Source material »
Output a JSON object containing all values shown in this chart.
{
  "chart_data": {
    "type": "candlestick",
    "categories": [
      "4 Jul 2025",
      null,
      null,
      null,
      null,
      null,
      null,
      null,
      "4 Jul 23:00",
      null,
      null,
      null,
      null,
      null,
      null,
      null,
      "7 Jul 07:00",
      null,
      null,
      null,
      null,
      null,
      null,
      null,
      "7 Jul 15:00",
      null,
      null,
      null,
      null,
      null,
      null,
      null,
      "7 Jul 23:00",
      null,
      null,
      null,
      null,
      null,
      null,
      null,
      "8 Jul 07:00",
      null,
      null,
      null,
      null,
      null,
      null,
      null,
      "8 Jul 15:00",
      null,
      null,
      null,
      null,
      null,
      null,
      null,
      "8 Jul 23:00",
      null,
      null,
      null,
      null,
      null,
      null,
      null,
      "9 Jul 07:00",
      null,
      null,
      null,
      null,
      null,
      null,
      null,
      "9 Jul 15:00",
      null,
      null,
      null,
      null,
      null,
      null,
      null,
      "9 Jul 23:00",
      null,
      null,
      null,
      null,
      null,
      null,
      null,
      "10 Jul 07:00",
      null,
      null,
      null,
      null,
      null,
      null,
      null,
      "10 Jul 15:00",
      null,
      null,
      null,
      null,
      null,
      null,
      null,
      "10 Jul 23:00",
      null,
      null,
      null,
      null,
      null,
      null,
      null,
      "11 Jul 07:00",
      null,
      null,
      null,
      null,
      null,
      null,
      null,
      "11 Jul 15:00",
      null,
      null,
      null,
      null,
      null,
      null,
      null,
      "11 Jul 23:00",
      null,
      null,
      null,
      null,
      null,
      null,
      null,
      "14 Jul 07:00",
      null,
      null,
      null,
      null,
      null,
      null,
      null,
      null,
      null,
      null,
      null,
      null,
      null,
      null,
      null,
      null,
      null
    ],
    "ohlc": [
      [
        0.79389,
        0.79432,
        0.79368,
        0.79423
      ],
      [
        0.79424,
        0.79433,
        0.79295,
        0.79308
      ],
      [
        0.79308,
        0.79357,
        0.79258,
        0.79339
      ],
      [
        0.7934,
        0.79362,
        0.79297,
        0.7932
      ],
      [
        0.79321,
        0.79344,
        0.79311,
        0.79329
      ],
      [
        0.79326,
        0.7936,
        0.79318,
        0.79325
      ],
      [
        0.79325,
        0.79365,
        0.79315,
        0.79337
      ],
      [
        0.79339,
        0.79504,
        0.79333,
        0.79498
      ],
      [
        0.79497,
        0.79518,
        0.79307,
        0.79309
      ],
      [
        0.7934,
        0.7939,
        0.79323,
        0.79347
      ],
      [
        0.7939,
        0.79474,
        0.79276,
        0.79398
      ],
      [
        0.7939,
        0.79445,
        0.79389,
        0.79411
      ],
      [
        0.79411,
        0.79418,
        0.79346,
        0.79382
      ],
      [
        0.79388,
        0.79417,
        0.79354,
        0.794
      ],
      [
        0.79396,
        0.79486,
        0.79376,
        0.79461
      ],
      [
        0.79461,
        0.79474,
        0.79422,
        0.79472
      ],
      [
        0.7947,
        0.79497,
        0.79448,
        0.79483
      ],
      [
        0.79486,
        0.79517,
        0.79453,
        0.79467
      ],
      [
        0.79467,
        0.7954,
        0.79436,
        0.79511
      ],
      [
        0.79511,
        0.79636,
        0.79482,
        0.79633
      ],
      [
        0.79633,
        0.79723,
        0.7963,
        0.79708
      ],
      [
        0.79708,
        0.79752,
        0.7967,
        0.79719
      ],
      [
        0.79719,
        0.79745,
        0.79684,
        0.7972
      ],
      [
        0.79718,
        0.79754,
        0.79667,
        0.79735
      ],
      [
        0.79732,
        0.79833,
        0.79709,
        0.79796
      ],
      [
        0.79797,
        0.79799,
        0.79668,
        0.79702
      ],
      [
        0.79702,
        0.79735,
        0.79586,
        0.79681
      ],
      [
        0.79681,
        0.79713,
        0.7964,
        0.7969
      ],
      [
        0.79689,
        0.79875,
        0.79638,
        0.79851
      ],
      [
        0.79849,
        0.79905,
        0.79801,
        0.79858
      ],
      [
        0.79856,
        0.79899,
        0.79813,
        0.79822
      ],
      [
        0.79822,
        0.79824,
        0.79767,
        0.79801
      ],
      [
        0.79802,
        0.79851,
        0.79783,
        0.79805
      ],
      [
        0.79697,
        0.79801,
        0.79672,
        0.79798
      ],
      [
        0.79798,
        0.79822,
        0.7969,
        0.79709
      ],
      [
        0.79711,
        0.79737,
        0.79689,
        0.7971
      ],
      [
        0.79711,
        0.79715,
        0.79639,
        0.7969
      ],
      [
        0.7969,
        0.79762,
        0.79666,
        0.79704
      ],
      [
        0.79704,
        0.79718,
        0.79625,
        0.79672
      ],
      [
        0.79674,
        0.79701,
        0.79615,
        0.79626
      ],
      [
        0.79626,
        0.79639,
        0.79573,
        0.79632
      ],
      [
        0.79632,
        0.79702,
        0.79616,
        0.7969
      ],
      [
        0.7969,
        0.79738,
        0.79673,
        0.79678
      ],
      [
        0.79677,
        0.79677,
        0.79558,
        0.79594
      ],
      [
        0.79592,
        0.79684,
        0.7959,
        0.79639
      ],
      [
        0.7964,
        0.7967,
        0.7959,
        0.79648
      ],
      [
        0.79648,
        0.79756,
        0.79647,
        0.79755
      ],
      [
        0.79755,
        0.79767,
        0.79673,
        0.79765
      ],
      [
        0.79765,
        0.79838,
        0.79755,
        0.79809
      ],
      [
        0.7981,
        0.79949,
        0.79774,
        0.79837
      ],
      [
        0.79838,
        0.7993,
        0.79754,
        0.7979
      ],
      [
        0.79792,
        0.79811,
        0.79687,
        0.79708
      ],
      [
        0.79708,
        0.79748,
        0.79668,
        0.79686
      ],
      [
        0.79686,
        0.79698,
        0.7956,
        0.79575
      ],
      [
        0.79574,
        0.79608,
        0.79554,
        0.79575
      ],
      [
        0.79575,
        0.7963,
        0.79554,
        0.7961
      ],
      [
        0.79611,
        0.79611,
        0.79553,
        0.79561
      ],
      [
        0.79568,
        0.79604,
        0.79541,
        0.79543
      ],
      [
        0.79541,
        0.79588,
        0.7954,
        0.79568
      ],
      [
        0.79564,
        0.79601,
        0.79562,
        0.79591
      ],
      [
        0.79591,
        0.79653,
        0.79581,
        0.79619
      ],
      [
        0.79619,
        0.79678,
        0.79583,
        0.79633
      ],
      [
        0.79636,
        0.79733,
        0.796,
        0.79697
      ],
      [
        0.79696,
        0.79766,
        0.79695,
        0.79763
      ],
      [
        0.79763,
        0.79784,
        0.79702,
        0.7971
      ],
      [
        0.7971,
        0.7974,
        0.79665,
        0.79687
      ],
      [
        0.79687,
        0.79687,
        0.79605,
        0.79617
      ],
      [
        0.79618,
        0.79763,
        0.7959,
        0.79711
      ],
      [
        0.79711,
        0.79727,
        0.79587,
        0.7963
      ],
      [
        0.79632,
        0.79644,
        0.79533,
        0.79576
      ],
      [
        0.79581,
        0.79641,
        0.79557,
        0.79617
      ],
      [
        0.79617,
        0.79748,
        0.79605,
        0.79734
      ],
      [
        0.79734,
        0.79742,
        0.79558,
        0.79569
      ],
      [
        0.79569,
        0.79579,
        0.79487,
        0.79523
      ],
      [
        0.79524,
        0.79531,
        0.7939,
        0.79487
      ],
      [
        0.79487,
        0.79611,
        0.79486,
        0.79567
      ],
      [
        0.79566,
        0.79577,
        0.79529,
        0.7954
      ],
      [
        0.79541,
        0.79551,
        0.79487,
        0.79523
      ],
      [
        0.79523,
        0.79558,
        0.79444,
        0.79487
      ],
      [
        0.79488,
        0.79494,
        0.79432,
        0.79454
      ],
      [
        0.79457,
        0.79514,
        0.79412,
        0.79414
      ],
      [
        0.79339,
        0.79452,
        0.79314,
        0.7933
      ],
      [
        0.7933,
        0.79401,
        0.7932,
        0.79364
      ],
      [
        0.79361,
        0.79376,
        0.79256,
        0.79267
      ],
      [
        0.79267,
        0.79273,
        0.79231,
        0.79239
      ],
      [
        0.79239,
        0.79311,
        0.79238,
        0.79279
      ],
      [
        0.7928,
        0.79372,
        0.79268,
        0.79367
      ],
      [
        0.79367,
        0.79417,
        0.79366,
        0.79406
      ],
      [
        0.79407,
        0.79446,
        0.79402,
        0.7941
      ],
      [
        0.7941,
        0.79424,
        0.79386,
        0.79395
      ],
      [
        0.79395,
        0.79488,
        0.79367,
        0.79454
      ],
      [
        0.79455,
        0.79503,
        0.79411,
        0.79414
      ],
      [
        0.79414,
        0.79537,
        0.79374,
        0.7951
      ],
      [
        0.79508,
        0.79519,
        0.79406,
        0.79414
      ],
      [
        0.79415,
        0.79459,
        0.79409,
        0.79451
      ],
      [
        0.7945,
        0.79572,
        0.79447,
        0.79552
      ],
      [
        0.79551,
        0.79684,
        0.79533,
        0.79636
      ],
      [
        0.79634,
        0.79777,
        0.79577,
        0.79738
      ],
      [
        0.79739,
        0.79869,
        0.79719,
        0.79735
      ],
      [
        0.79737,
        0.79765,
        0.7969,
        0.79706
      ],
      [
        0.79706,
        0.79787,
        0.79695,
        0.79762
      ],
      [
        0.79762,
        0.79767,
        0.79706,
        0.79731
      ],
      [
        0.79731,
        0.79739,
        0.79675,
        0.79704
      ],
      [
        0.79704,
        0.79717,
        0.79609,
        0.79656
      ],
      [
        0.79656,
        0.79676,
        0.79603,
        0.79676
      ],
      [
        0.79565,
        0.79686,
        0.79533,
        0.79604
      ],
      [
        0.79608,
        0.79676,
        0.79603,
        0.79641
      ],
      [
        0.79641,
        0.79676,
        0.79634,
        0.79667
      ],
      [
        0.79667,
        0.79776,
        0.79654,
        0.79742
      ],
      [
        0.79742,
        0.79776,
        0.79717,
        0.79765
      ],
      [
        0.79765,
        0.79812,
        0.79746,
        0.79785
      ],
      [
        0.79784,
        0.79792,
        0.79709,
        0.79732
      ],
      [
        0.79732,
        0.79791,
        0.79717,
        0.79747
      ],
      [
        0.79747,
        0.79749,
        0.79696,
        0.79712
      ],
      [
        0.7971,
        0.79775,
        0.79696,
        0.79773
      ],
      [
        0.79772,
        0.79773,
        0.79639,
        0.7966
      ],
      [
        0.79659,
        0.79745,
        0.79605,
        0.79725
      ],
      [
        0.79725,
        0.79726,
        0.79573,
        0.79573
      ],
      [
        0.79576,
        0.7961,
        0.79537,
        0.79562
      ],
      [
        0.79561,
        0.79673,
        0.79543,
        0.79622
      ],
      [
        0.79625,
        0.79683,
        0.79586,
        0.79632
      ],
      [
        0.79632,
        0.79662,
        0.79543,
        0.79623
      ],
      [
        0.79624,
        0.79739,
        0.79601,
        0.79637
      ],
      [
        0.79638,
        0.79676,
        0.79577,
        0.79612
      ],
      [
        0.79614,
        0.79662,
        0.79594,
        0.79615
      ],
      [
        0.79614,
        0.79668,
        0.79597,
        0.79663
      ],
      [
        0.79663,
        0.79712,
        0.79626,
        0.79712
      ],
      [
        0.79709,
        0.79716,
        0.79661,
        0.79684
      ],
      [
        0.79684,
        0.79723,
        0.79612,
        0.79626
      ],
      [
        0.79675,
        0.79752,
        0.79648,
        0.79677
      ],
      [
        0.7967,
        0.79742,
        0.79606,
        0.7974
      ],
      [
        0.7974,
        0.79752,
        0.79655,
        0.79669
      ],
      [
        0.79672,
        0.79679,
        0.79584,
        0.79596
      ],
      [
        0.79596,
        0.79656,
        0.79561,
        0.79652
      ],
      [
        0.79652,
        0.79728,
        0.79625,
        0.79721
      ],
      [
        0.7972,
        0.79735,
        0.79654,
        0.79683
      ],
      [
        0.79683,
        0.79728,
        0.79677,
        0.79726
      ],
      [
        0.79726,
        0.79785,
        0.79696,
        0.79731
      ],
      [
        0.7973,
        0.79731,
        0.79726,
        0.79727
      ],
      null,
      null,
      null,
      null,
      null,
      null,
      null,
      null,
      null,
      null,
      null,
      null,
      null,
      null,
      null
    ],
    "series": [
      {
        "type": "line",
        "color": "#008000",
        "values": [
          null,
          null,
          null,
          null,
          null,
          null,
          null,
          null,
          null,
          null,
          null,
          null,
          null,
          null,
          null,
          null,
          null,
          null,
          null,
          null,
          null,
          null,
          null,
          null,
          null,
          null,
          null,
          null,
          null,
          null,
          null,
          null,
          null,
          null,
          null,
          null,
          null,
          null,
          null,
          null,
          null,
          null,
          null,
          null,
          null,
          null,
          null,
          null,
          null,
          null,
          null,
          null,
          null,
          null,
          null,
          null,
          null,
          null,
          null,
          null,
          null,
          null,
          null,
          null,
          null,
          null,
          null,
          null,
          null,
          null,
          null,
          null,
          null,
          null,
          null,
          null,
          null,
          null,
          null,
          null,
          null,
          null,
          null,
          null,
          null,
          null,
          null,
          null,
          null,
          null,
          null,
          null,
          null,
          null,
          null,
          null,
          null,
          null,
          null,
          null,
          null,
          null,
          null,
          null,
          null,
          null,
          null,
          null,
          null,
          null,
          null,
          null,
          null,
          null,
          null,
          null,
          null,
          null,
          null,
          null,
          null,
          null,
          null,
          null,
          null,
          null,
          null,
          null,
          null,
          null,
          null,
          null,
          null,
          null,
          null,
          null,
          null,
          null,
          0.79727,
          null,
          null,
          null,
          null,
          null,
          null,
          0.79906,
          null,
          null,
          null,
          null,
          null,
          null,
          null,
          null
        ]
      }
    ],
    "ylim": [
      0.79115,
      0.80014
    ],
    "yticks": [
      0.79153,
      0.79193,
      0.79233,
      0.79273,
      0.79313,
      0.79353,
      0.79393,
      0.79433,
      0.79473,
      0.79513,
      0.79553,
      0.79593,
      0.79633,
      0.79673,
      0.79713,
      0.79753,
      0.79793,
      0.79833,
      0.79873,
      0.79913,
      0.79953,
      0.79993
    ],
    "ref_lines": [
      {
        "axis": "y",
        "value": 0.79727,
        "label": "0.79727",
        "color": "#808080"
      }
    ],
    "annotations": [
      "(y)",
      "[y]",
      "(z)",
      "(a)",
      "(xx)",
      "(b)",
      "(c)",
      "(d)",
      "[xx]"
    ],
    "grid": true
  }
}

What is asked »
For the entries above, state how many lines contain the word "values". Provide the number by itself.

Solved exercise »
2